**Dataset excerpts**
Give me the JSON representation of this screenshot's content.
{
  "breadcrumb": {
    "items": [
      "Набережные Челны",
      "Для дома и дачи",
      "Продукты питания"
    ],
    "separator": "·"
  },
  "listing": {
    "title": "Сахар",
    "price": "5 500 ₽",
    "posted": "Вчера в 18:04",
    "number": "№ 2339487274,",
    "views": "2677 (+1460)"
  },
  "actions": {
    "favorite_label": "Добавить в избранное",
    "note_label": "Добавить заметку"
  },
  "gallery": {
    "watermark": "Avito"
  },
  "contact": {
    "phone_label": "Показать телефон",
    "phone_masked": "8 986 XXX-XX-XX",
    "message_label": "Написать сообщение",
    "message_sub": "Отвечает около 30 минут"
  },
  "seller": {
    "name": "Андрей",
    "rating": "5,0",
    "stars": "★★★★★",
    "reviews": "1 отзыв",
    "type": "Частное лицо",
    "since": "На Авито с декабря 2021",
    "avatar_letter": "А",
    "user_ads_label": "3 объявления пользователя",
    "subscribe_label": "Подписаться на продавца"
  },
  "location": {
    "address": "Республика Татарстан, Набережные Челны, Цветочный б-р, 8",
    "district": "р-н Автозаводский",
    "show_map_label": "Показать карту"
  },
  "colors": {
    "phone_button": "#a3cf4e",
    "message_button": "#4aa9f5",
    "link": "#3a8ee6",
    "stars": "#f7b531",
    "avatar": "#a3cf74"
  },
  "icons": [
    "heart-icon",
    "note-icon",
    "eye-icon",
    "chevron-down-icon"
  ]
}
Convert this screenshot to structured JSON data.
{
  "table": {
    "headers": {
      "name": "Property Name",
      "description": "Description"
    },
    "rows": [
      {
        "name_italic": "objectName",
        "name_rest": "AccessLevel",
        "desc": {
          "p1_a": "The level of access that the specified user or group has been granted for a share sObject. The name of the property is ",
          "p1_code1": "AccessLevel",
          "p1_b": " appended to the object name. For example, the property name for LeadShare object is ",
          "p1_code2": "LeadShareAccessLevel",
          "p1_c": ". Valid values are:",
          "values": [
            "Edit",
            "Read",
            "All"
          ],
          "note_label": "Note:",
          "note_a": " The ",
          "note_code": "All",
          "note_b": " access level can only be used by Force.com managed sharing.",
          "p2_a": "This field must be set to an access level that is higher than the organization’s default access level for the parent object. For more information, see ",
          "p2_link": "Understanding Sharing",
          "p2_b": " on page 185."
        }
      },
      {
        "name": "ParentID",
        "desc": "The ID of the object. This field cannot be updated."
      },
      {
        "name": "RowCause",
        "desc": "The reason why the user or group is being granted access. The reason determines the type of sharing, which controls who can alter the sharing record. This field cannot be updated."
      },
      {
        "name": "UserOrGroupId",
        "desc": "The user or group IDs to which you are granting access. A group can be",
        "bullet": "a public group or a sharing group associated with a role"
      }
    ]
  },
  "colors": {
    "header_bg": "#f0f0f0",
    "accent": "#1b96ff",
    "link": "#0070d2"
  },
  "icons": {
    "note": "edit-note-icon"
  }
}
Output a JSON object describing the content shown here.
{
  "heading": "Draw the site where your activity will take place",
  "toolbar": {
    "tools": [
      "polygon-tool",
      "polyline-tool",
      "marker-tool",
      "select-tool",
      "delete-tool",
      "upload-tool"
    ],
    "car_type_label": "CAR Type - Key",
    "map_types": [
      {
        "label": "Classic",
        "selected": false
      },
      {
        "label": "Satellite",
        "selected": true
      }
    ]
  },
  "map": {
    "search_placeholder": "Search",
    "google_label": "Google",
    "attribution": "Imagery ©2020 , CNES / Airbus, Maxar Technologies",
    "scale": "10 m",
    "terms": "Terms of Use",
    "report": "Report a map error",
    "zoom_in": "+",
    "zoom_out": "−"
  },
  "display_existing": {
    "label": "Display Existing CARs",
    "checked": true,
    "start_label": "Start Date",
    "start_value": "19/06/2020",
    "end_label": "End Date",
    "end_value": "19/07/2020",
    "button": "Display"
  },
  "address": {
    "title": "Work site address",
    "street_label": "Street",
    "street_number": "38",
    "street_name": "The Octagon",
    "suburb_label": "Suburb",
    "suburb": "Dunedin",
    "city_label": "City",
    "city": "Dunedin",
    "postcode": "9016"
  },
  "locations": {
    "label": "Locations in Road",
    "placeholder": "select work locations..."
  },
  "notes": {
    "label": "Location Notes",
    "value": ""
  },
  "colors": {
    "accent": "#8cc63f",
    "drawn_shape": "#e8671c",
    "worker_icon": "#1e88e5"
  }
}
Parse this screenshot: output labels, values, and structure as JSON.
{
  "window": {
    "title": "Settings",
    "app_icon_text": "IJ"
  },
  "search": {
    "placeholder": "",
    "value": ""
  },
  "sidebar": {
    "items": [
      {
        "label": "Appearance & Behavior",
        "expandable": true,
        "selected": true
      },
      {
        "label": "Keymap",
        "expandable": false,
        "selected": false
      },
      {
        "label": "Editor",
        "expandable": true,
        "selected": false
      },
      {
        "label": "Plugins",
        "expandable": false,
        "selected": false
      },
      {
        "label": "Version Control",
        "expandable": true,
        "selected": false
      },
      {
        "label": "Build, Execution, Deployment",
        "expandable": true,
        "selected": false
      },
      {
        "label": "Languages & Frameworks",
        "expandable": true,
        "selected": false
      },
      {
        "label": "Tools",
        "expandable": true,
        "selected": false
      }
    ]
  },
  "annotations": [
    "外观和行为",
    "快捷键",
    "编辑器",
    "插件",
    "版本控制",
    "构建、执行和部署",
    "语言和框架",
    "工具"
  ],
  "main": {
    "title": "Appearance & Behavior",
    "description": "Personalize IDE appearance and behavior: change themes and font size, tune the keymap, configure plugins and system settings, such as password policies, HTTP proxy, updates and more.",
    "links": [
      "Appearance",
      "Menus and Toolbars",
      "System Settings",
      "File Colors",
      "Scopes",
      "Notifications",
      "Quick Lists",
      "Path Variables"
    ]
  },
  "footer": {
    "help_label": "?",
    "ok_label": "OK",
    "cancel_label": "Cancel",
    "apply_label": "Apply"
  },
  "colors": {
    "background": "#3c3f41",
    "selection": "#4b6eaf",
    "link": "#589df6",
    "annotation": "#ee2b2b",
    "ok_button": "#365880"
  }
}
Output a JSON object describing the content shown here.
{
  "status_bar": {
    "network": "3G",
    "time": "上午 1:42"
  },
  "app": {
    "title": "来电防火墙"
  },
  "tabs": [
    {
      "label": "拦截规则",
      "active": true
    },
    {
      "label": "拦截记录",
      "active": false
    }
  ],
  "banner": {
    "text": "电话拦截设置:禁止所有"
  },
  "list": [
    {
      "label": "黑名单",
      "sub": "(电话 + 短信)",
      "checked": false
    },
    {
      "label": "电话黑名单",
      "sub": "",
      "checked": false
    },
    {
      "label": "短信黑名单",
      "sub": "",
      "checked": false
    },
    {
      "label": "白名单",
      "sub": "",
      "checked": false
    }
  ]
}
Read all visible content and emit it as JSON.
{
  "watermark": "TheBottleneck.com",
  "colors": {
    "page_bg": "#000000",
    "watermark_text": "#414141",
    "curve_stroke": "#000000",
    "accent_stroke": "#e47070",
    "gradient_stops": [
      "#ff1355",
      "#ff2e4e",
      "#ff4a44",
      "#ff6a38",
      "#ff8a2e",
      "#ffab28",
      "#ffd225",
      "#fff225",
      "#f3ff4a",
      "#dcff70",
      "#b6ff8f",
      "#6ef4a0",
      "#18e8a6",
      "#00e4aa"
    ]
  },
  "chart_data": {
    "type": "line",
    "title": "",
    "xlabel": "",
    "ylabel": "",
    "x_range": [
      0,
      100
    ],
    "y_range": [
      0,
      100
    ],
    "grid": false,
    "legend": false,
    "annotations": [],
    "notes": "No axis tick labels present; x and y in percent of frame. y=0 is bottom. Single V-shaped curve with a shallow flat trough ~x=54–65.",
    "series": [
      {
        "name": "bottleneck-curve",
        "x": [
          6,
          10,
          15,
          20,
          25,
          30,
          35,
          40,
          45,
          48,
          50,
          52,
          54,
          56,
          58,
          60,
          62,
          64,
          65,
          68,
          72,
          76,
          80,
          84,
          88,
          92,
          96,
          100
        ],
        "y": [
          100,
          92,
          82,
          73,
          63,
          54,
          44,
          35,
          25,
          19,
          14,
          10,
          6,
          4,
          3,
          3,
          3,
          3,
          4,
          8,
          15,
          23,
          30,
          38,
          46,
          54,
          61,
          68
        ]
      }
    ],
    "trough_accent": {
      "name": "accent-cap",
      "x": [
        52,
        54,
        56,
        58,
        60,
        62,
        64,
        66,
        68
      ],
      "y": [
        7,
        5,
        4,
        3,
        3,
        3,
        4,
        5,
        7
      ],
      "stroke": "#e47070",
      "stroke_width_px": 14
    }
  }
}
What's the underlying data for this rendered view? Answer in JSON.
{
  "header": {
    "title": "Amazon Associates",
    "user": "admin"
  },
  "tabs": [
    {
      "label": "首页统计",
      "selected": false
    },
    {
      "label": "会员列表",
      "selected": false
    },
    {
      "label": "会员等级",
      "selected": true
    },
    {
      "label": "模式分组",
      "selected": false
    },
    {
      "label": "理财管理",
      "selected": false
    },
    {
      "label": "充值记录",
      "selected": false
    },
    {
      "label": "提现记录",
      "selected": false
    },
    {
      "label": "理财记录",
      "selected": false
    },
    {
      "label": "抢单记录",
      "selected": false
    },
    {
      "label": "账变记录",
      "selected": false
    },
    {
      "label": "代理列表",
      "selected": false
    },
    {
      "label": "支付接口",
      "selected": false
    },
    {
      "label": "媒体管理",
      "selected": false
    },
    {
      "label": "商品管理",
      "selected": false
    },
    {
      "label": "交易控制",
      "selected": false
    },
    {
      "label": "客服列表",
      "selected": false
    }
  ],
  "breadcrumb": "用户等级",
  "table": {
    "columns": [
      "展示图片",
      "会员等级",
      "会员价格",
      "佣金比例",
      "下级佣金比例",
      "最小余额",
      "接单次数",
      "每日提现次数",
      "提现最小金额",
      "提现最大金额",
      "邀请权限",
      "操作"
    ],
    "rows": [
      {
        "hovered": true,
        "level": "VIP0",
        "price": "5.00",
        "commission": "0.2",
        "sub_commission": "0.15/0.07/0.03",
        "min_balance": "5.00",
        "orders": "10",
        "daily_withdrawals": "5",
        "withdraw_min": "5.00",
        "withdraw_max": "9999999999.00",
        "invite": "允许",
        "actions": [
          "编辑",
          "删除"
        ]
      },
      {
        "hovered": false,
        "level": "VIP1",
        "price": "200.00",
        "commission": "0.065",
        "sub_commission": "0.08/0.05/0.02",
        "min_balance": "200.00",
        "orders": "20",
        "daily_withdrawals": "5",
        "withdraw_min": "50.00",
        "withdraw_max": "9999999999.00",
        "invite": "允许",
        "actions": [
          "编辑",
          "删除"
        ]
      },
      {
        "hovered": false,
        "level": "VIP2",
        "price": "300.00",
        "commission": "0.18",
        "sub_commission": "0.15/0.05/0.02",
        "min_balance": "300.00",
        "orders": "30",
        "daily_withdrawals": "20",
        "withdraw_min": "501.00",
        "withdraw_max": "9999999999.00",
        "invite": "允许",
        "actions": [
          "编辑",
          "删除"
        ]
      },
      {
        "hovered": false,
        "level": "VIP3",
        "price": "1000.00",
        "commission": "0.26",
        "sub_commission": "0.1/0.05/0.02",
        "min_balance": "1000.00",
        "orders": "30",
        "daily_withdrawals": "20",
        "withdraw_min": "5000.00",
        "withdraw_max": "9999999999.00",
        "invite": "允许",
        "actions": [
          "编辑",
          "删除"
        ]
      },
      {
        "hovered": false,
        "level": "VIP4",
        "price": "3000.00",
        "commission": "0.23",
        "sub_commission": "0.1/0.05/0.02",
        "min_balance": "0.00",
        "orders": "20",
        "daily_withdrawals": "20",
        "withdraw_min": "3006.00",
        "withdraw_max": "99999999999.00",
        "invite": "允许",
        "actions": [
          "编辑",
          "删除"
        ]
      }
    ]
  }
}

**Exercise aim**
Which lines contain "granted"? Copy each of them out.

**Task output**
          "p1_a": "The level of access that the specified user or group has been granted for a share sObject. The name of the property is ",
        "desc": "The reason why the user or group is being granted access. The reason determines the type of sharing, which controls who can alter the sharing record. This field cannot be updated."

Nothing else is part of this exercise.